## Dataset excerpts:
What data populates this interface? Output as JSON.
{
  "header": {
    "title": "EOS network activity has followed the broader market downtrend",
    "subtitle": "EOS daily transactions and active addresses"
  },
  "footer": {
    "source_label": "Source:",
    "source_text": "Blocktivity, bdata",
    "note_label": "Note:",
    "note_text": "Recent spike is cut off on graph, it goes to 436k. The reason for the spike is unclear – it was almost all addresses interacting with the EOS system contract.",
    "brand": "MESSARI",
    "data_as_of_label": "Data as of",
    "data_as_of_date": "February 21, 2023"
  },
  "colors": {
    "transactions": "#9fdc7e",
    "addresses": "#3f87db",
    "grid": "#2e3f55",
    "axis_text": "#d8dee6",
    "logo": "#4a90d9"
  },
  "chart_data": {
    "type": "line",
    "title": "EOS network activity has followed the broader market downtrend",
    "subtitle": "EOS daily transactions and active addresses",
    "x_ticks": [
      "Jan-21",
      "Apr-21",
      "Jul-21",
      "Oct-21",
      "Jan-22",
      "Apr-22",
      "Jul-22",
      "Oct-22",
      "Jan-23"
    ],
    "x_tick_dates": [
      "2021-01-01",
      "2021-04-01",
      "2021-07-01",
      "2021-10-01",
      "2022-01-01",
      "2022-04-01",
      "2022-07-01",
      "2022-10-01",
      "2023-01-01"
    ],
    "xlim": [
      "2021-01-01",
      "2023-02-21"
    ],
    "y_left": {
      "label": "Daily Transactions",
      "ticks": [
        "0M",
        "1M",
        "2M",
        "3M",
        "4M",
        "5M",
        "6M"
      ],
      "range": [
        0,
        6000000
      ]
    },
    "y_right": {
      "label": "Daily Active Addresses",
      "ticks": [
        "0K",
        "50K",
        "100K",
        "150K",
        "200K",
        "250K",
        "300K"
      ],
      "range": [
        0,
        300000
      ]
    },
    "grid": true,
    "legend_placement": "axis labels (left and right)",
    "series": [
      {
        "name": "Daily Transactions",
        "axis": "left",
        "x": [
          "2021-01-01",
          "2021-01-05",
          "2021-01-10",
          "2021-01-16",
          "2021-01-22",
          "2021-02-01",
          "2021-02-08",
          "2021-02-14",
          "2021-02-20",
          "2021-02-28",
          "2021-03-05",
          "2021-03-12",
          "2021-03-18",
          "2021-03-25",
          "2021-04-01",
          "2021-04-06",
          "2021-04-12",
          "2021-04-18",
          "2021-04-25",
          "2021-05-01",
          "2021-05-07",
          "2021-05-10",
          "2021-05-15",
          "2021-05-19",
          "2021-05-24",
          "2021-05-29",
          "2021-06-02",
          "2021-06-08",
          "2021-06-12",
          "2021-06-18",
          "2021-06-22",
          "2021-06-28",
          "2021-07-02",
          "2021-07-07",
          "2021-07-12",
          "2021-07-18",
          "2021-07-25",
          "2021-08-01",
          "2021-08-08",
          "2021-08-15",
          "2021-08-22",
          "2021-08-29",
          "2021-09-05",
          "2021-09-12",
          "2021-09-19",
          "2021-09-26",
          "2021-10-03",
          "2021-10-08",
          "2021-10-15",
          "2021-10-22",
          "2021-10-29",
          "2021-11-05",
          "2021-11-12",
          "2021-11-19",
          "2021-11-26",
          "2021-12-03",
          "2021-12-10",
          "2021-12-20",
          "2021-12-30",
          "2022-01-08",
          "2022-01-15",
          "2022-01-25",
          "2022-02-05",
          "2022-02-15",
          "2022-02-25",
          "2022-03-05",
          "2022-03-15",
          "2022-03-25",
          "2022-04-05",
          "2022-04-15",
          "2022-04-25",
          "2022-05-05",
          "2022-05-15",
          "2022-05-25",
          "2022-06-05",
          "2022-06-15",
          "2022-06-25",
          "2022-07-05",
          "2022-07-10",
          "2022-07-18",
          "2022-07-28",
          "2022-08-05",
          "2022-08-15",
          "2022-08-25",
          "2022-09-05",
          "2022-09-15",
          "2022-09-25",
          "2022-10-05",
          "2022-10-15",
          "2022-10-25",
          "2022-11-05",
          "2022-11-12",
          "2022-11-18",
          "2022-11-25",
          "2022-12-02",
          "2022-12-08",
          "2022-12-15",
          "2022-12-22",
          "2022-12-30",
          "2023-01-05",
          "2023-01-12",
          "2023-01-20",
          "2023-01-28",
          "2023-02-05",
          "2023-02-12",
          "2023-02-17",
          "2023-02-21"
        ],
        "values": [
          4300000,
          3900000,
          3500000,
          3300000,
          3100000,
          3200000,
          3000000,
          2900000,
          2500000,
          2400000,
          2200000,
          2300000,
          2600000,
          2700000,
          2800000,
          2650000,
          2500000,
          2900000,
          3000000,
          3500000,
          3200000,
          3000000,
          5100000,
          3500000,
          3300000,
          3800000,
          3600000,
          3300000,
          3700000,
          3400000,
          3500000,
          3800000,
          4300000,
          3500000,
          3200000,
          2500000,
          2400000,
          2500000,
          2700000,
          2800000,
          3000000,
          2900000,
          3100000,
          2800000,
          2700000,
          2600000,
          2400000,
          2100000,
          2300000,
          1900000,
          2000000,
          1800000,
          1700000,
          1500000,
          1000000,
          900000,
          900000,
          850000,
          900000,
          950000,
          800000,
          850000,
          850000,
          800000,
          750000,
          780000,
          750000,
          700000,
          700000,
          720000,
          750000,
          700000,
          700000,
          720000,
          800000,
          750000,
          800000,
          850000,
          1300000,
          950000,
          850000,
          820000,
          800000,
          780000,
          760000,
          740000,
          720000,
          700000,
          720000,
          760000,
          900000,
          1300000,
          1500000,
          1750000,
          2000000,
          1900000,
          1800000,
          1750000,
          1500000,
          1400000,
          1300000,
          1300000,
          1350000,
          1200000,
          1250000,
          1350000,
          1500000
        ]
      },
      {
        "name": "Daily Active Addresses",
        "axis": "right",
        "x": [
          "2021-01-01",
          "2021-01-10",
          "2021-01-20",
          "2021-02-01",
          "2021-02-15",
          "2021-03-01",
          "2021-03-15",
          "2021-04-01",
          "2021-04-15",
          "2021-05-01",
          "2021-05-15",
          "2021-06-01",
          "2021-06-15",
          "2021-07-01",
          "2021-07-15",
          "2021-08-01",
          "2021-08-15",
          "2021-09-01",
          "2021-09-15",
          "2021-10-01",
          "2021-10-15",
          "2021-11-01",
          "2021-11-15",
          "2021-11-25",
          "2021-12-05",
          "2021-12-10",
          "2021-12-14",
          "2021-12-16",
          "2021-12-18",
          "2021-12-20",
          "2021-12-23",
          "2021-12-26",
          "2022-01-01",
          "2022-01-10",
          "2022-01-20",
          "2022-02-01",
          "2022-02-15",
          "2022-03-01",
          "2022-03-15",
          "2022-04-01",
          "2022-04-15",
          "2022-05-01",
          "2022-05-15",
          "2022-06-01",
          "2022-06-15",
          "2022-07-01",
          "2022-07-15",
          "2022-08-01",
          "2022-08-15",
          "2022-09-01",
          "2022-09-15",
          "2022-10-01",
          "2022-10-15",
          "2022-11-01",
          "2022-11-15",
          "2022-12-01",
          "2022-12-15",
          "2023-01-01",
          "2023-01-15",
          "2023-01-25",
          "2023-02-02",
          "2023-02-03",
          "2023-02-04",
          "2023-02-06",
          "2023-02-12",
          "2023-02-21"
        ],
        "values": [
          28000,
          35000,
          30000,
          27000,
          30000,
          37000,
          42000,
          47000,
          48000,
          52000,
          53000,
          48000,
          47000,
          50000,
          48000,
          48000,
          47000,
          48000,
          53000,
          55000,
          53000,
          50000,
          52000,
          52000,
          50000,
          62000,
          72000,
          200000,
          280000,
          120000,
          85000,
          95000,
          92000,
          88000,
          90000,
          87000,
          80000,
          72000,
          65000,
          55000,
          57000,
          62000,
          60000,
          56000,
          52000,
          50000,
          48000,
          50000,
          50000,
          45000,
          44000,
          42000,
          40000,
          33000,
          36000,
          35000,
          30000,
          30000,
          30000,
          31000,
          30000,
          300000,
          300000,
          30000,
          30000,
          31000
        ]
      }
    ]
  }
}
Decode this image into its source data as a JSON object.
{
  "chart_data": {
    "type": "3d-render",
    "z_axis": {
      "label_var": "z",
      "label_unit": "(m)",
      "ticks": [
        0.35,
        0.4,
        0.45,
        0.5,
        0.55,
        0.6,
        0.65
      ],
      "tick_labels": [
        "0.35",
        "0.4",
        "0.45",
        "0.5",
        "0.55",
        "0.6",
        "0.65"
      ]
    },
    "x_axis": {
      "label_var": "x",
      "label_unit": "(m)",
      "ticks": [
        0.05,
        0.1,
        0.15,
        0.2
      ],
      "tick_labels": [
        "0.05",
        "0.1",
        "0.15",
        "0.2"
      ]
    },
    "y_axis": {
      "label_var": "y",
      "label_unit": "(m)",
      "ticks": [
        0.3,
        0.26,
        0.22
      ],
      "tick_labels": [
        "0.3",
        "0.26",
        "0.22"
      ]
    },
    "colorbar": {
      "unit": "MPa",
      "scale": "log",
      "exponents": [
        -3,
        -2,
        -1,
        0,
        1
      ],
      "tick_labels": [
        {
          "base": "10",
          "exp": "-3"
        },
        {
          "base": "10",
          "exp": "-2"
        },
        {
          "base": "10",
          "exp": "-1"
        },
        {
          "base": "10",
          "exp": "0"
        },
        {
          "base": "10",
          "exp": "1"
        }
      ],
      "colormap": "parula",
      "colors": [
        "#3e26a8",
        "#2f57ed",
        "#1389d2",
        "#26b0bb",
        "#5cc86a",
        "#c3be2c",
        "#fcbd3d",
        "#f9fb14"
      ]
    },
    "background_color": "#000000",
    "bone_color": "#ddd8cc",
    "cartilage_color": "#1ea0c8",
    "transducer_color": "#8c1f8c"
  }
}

## Given exercise:
Return each line where "this" shows up.

## Complete output:
What data populates this interface? Output as JSON.
Decode this image into its source data as a JSON object.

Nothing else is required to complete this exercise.